● **Task description**
Render every line of the records below as a numbered list, omitting any blank lines.
--- Start of Data entries ---
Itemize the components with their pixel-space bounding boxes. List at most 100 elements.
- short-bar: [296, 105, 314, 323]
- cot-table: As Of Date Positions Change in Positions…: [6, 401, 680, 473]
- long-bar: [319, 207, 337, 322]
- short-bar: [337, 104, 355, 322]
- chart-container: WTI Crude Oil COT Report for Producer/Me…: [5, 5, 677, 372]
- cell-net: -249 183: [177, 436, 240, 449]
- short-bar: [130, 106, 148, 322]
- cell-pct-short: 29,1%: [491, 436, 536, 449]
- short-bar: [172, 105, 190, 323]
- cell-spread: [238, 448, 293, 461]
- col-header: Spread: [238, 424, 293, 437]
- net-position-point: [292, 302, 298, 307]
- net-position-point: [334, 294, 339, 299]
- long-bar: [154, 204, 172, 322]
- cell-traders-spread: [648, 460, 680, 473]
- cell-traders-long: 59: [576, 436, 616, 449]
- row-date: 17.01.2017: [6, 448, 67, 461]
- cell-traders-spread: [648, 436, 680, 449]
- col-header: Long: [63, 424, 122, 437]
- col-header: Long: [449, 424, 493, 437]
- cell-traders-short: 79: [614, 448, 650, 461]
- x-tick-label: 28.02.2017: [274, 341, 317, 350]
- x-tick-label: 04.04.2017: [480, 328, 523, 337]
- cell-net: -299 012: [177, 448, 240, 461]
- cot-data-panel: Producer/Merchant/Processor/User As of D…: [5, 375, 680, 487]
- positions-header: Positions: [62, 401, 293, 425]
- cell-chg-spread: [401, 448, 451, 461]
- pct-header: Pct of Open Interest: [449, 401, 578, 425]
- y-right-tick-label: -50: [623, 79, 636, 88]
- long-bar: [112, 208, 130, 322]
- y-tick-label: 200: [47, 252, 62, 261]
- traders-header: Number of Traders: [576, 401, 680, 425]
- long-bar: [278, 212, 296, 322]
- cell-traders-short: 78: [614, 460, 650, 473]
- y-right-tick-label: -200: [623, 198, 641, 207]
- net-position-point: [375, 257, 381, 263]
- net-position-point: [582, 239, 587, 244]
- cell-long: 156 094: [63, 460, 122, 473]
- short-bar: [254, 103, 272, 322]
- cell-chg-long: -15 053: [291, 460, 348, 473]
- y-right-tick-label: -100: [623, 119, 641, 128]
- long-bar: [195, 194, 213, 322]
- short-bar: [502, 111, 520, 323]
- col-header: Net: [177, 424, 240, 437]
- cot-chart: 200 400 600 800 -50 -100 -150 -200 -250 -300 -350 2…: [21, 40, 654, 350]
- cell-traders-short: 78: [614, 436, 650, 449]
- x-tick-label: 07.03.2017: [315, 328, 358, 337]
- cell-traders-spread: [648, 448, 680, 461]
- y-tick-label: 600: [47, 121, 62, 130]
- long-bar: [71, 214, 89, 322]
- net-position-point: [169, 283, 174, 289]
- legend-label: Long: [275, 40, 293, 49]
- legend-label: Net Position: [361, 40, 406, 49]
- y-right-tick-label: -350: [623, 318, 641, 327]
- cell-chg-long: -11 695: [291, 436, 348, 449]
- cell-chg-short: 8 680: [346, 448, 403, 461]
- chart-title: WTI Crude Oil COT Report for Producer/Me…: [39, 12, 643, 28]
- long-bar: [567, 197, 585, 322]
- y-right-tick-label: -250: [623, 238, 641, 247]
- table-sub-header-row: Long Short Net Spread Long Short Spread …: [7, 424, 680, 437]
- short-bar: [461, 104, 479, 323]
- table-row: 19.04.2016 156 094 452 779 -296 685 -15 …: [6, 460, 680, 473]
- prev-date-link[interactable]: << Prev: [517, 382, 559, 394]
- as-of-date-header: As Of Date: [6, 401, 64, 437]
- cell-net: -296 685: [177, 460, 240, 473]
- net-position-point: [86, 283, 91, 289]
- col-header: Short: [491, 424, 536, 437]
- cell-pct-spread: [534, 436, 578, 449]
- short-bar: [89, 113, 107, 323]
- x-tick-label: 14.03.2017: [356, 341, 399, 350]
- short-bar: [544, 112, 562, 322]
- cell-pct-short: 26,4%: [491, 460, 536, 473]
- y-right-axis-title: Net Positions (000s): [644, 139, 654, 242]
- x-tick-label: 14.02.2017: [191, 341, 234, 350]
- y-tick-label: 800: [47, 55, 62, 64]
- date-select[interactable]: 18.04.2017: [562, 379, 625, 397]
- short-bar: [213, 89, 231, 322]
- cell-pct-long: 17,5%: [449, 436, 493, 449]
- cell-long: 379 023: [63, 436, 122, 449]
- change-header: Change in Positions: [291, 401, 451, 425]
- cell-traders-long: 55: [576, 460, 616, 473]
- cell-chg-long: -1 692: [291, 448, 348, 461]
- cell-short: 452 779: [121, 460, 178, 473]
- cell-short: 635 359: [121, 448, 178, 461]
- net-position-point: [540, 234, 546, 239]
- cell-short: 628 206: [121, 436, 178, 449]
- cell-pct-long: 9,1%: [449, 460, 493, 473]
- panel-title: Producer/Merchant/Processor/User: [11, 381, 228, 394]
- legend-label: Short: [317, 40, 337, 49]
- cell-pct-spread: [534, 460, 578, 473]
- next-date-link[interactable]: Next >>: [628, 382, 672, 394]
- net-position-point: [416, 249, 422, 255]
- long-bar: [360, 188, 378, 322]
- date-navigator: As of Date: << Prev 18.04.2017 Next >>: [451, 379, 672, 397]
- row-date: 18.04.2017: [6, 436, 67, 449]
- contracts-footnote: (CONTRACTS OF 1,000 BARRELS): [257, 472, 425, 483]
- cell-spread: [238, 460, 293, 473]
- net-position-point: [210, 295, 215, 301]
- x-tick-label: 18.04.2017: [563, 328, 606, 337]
--- End of Data entries ---
● **The solution**
1. Itemize the components with their pixel-space bounding boxes. List at most 100 elements.
2. - short-bar: [296, 105, 314, 323]
3. - cot-table: As Of Date Positions Change in Positions…: [6, 401, 680, 473]
4. - long-bar: [319, 207, 337, 322]
5. - short-bar: [337, 104, 355, 322]
6. - chart-container: WTI Crude Oil COT Report for Producer/Me…: [5, 5, 677, 372]
7. - cell-net: -249 183: [177, 436, 240, 449]
8. - short-bar: [130, 106, 148, 322]
9. - cell-pct-short: 29,1%: [491, 436, 536, 449]
10. - short-bar: [172, 105, 190, 323]
11. - cell-spread: [238, 448, 293, 461]
12. - col-header: Spread: [238, 424, 293, 437]
13. - net-position-point: [292, 302, 298, 307]
14. - net-position-point: [334, 294, 339, 299]
15. - long-bar: [154, 204, 172, 322]
16. - cell-traders-spread: [648, 460, 680, 473]
17. - cell-traders-long: 59: [576, 436, 616, 449]
18. - row-date: 17.01.2017: [6, 448, 67, 461]
19. - cell-traders-spread: [648, 436, 680, 449]
20. - col-header: Long: [63, 424, 122, 437]
21. - col-header: Long: [449, 424, 493, 437]
22. - cell-traders-short: 79: [614, 448, 650, 461]
23. - x-tick-label: 28.02.2017: [274, 341, 317, 350]
24. - x-tick-label: 04.04.2017: [480, 328, 523, 337]
25. - cell-net: -299 012: [177, 448, 240, 461]
26. - cot-data-panel: Producer/Merchant/Processor/User As of D…: [5, 375, 680, 487]
27. - positions-header: Positions: [62, 401, 293, 425]
28. - cell-chg-spread: [401, 448, 451, 461]
29. - pct-header: Pct of Open Interest: [449, 401, 578, 425]
30. - y-right-tick-label: -50: [623, 79, 636, 88]
31. - long-bar: [112, 208, 130, 322]
32. - y-tick-label: 200: [47, 252, 62, 261]
33. - traders-header: Number of Traders: [576, 401, 680, 425]
34. - long-bar: [278, 212, 296, 322]
35. - cell-traders-short: 78: [614, 460, 650, 473]
36. - y-right-tick-label: -200: [623, 198, 641, 207]
37. - net-position-point: [375, 257, 381, 263]
38. - net-position-point: [582, 239, 587, 244]
39. - cell-long: 156 094: [63, 460, 122, 473]
40. - short-bar: [254, 103, 272, 322]
41. - cell-chg-long: -15 053: [291, 460, 348, 473]
42. - y-right-tick-label: -100: [623, 119, 641, 128]
43. - long-bar: [195, 194, 213, 322]
44. - short-bar: [502, 111, 520, 323]
45. - col-header: Net: [177, 424, 240, 437]
46. - cot-chart: 200 400 600 800 -50 -100 -150 -200 -250 -300 -350 2…: [21, 40, 654, 350]
47. - cell-traders-short: 78: [614, 436, 650, 449]
48. - x-tick-label: 07.03.2017: [315, 328, 358, 337]
49. - cell-traders-spread: [648, 448, 680, 461]
50. - y-tick-label: 600: [47, 121, 62, 130]
51. - long-bar: [71, 214, 89, 322]
52. - net-position-point: [169, 283, 174, 289]
53. - legend-label: Long: [275, 40, 293, 49]
54. - legend-label: Net Position: [361, 40, 406, 49]
55. - y-right-tick-label: -350: [623, 318, 641, 327]
56. - cell-chg-long: -11 695: [291, 436, 348, 449]
57. - cell-chg-short: 8 680: [346, 448, 403, 461]
58. - chart-title: WTI Crude Oil COT Report for Producer/Me…: [39, 12, 643, 28]
59. - long-bar: [567, 197, 585, 322]
60. - y-right-tick-label: -250: [623, 238, 641, 247]
61. - table-sub-header-row: Long Short Net Spread Long Short Spread …: [7, 424, 680, 437]
62. - short-bar: [461, 104, 479, 323]
63. - table-row: 19.04.2016 156 094 452 779 -296 685 -15 …: [6, 460, 680, 473]
64. - prev-date-link[interactable]: << Prev: [517, 382, 559, 394]
65. - as-of-date-header: As Of Date: [6, 401, 64, 437]
66. - cell-net: -296 685: [177, 460, 240, 473]
67. - net-position-point: [86, 283, 91, 289]
68. - col-header: Short: [491, 424, 536, 437]
69. - cell-pct-spread: [534, 436, 578, 449]
70. - short-bar: [89, 113, 107, 323]
71. - x-tick-label: 14.03.2017: [356, 341, 399, 350]
72. - short-bar: [544, 112, 562, 322]
73. - cell-pct-short: 26,4%: [491, 460, 536, 473]
74. - y-right-axis-title: Net Positions (000s): [644, 139, 654, 242]
75. - x-tick-label: 14.02.2017: [191, 341, 234, 350]
76. - y-tick-label: 800: [47, 55, 62, 64]
77. - date-select[interactable]: 18.04.2017: [562, 379, 625, 397]
78. - short-bar: [213, 89, 231, 322]
79. - cell-pct-long: 17,5%: [449, 436, 493, 449]
80. - cell-long: 379 023: [63, 436, 122, 449]
81. - change-header: Change in Positions: [291, 401, 451, 425]
82. - cell-traders-long: 55: [576, 460, 616, 473]
83. - cell-chg-long: -1 692: [291, 448, 348, 461]
84. - cell-short: 452 779: [121, 460, 178, 473]
85. - cell-short: 635 359: [121, 448, 178, 461]
86. - net-position-point: [540, 234, 546, 239]
87. - cell-short: 628 206: [121, 436, 178, 449]
88. - cell-pct-long: 9,1%: [449, 460, 493, 473]
89. - panel-title: Producer/Merchant/Processor/User: [11, 381, 228, 394]
90. - legend-label: Short: [317, 40, 337, 49]
91. - cell-pct-spread: [534, 460, 578, 473]
92. - next-date-link[interactable]: Next >>: [628, 382, 672, 394]
93. - net-position-point: [416, 249, 422, 255]
94. - long-bar: [360, 188, 378, 322]
95. - date-navigator: As of Date: << Prev 18.04.2017 Next >>: [451, 379, 672, 397]
96. - row-date: 18.04.2017: [6, 436, 67, 449]
97. - contracts-footnote: (CONTRACTS OF 1,000 BARRELS): [257, 472, 425, 483]
98. - cell-spread: [238, 460, 293, 473]
99. - net-position-point: [210, 295, 215, 301]
100. - x-tick-label: 18.04.2017: [563, 328, 606, 337]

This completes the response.